BEGIN Material supplied

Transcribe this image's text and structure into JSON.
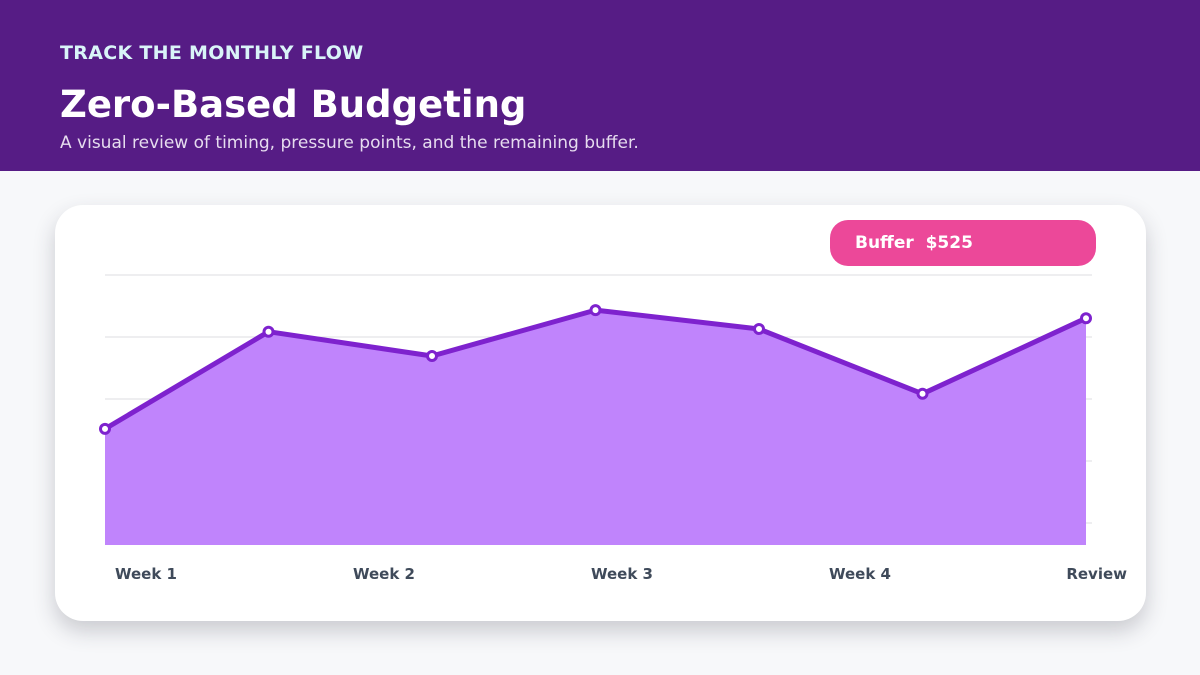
{
  "header": {
    "eyebrow": "TRACK THE MONTHLY FLOW",
    "title": "Zero-Based Budgeting",
    "subtitle": "A visual review of timing, pressure points, and the remaining buffer."
  },
  "badge": {
    "label": "Buffer",
    "value": "$525"
  },
  "colors": {
    "header_bg": "#561c85",
    "area_fill": "#c084fc",
    "line": "#7e22ce",
    "badge": "#ec4899"
  },
  "chart_data": {
    "type": "area",
    "x": [
      1,
      2,
      3,
      4,
      5,
      6,
      7
    ],
    "values": [
      43,
      79,
      70,
      87,
      80,
      56,
      84
    ],
    "ylim": [
      0,
      100
    ],
    "grid": true,
    "tick_labels": [
      "Week 1",
      "Week 2",
      "Week 3",
      "Week 4",
      "Review"
    ]
  }
}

END Material supplied

• Exercise brief: The records above are to be restated exactly, without their pictures.

• Written answer:
Transcribe this image's text and structure into JSON.
{
  "header": {
    "eyebrow": "TRACK THE MONTHLY FLOW",
    "title": "Zero-Based Budgeting",
    "subtitle": "A visual review of timing, pressure points, and the remaining buffer."
  },
  "badge": {
    "label": "Buffer",
    "value": "$525"
  },
  "colors": {
    "header_bg": "#561c85",
    "area_fill": "#c084fc",
    "line": "#7e22ce",
    "badge": "#ec4899"
  },
  "chart_data": {
    "type": "area",
    "x": [
      1,
      2,
      3,
      4,
      5,
      6,
      7
    ],
    "values": [
      43,
      79,
      70,
      87,
      80,
      56,
      84
    ],
    "ylim": [
      0,
      100
    ],
    "grid": true,
    "tick_labels": [
      "Week 1",
      "Week 2",
      "Week 3",
      "Week 4",
      "Review"
    ]
  }
}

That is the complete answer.